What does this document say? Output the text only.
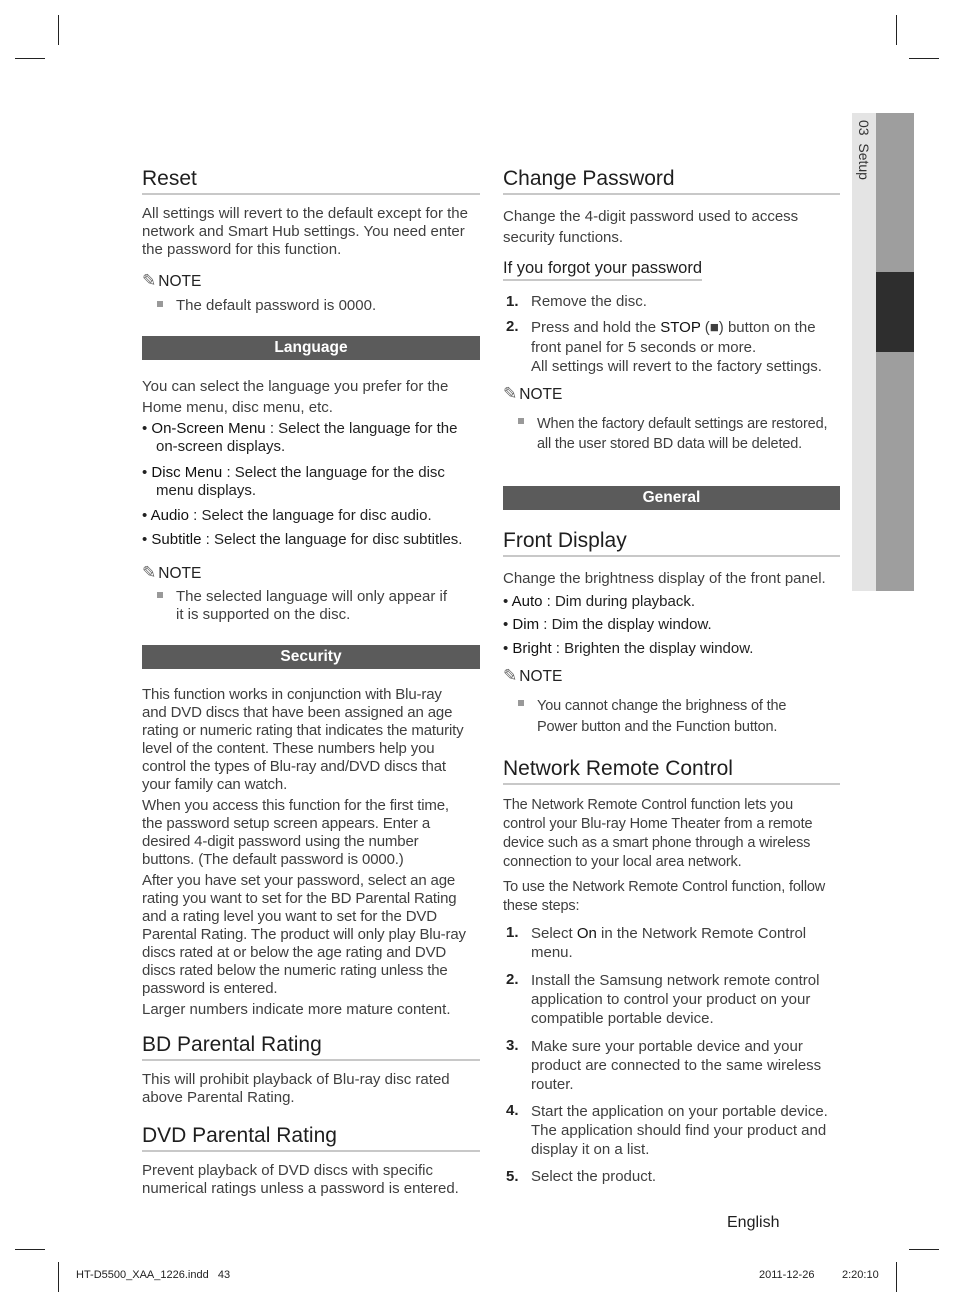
03  Setup
Reset
All settings will revert to the default except for the
network and Smart Hub settings. You need enter
the password for this function.
✎ NOTE
The default password is 0000.
Language
You can select the language you prefer for the
Home menu, disc menu, etc.
• On-Screen Menu : Select the language for the
on-screen displays.
• Disc Menu : Select the language for the disc
menu displays.
• Audio : Select the language for disc audio.
• Subtitle : Select the language for disc subtitles.
✎ NOTE
The selected language will only appear if
it is supported on the disc.
Security
This function works in conjunction with Blu-ray
and DVD discs that have been assigned an age
rating or numeric rating that indicates the maturity
level of the content. These numbers help you
control the types of Blu-ray and/DVD discs that
your family can watch.
When you access this function for the first time,
the password setup screen appears. Enter a
desired 4-digit password using the number
buttons. (The default password is 0000.)
After you have set your password, select an age
rating you want to set for the BD Parental Rating
and a rating level you want to set for the DVD
Parental Rating. The product will only play Blu-ray
discs rated at or below the age rating and DVD
discs rated below the numeric rating unless the
password is entered.
Larger numbers indicate more mature content.
BD Parental Rating
This will prohibit playback of Blu-ray disc rated
above Parental Rating.
DVD Parental Rating
Prevent playback of DVD discs with specific
numerical ratings unless a password is entered.
Change Password
Change the 4-digit password used to access
security functions.
If you forgot your password
1. Remove the disc.
2. Press and hold the STOP (■) button on the
front panel for 5 seconds or more.
All settings will revert to the factory settings.
✎ NOTE
When the factory default settings are restored,
all the user stored BD data will be deleted.
General
Front Display
Change the brightness display of the front panel.
• Auto : Dim during playback.
• Dim : Dim the display window.
• Bright : Brighten the display window.
✎ NOTE
You cannot change the brighness of the
Power button and the Function button.
Network Remote Control
The Network Remote Control function lets you
control your Blu-ray Home Theater from a remote
device such as a smart phone through a wireless
connection to your local area network.
To use the Network Remote Control function, follow
these steps:
1. Select On in the Network Remote Control
menu.
2. Install the Samsung network remote control
application to control your product on your
compatible portable device.
3. Make sure your portable device and your
product are connected to the same wireless
router.
4. Start the application on your portable device.
The application should find your product and
display it on a list.
5. Select the product.
English
HT-D5500_XAA_1226.indd   43	2011-12-26	2:20:10
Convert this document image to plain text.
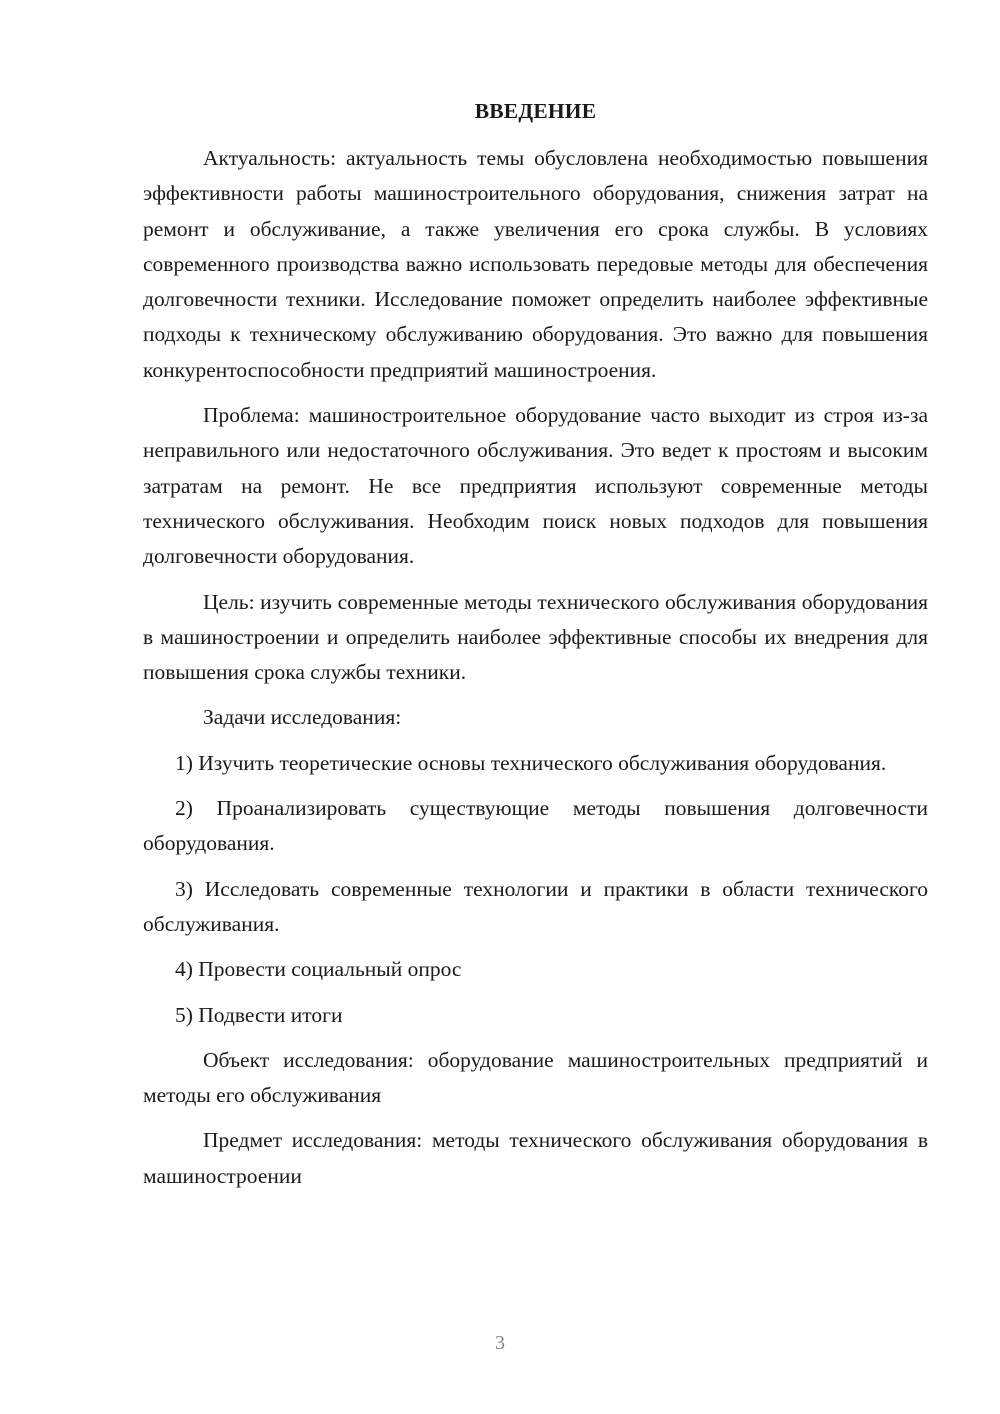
ВВЕДЕНИЕ

Актуальность: актуальность темы обусловлена необходимостью повышения эффективности работы машиностроительного оборудования, снижения затрат на ремонт и обслуживание, а также увеличения его срока службы. В условиях современного производства важно использовать передовые методы для обеспечения долговечности техники. Исследование поможет определить наиболее эффективные подходы к техническому обслуживанию оборудования. Это важно для повышения конкурентоспособности предприятий машиностроения.

Проблема: машиностроительное оборудование часто выходит из строя из-за неправильного или недостаточного обслуживания. Это ведет к простоям и высоким затратам на ремонт. Не все предприятия используют современные методы технического обслуживания. Необходим поиск новых подходов для повышения долговечности оборудования.

Цель: изучить современные методы технического обслуживания оборудования в машиностроении и определить наиболее эффективные способы их внедрения для повышения срока службы техники.

Задачи исследования:

1) Изучить теоретические основы технического обслуживания оборудования.

2) Проанализировать существующие методы повышения долговечности оборудования.

3) Исследовать современные технологии и практики в области технического обслуживания.

4) Провести социальный опрос

5) Подвести итоги

Объект исследования: оборудование машиностроительных предприятий и методы его обслуживания

Предмет исследования: методы технического обслуживания оборудования в машиностроении

3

++++++

§ **The task**: Print each line of the material above exactly, with the pictures removed from your copy.

§ **Complete response**:
What does this document say? Output the text only.
03  Setup
Reset
All settings will revert to the default except for the
network and Smart Hub settings. You need enter
the password for this function.
✎ NOTE
The default password is 0000.
Language
You can select the language you prefer for the
Home menu, disc menu, etc.
• On-Screen Menu : Select the language for the
on-screen displays.
• Disc Menu : Select the language for the disc
menu displays.
• Audio : Select the language for disc audio.
• Subtitle : Select the language for disc subtitles.
✎ NOTE
The selected language will only appear if
it is supported on the disc.
Security
This function works in conjunction with Blu-ray
and DVD discs that have been assigned an age
rating or numeric rating that indicates the maturity
level of the content. These numbers help you
control the types of Blu-ray and/DVD discs that
your family can watch.
When you access this function for the first time,
the password setup screen appears. Enter a
desired 4-digit password using the number
buttons. (The default password is 0000.)
After you have set your password, select an age
rating you want to set for the BD Parental Rating
and a rating level you want to set for the DVD
Parental Rating. The product will only play Blu-ray
discs rated at or below the age rating and DVD
discs rated below the numeric rating unless the
password is entered.
Larger numbers indicate more mature content.
BD Parental Rating
This will prohibit playback of Blu-ray disc rated
above Parental Rating.
DVD Parental Rating
Prevent playback of DVD discs with specific
numerical ratings unless a password is entered.
Change Password
Change the 4-digit password used to access
security functions.
If you forgot your password
1. Remove the disc.
2. Press and hold the STOP (■) button on the
front panel for 5 seconds or more.
All settings will revert to the factory settings.
✎ NOTE
When the factory default settings are restored,
all the user stored BD data will be deleted.
General
Front Display
Change the brightness display of the front panel.
• Auto : Dim during playback.
• Dim : Dim the display window.
• Bright : Brighten the display window.
✎ NOTE
You cannot change the brighness of the
Power button and the Function button.
Network Remote Control
The Network Remote Control function lets you
control your Blu-ray Home Theater from a remote
device such as a smart phone through a wireless
connection to your local area network.
To use the Network Remote Control function, follow
these steps:
1. Select On in the Network Remote Control
menu.
2. Install the Samsung network remote control
application to control your product on your
compatible portable device.
3. Make sure your portable device and your
product are connected to the same wireless
router.
4. Start the application on your portable device.
The application should find your product and
display it on a list.
5. Select the product.
English
HT-D5500_XAA_1226.indd   43	2011-12-26	2:20:10
Convert this document image to plain text.
ВВЕДЕНИЕ

Актуальность: актуальность темы обусловлена необходимостью повышения эффективности работы машиностроительного оборудования, снижения затрат на ремонт и обслуживание, а также увеличения его срока службы. В условиях современного производства важно использовать передовые методы для обеспечения долговечности техники. Исследование поможет определить наиболее эффективные подходы к техническому обслуживанию оборудования. Это важно для повышения конкурентоспособности предприятий машиностроения.

Проблема: машиностроительное оборудование часто выходит из строя из-за неправильного или недостаточного обслуживания. Это ведет к простоям и высоким затратам на ремонт. Не все предприятия используют современные методы технического обслуживания. Необходим поиск новых подходов для повышения долговечности оборудования.

Цель: изучить современные методы технического обслуживания оборудования в машиностроении и определить наиболее эффективные способы их внедрения для повышения срока службы техники.

Задачи исследования:

1) Изучить теоретические основы технического обслуживания оборудования.

2) Проанализировать существующие методы повышения долговечности оборудования.

3) Исследовать современные технологии и практики в области технического обслуживания.

4) Провести социальный опрос

5) Подвести итоги

Объект исследования: оборудование машиностроительных предприятий и методы его обслуживания

Предмет исследования: методы технического обслуживания оборудования в машиностроении

3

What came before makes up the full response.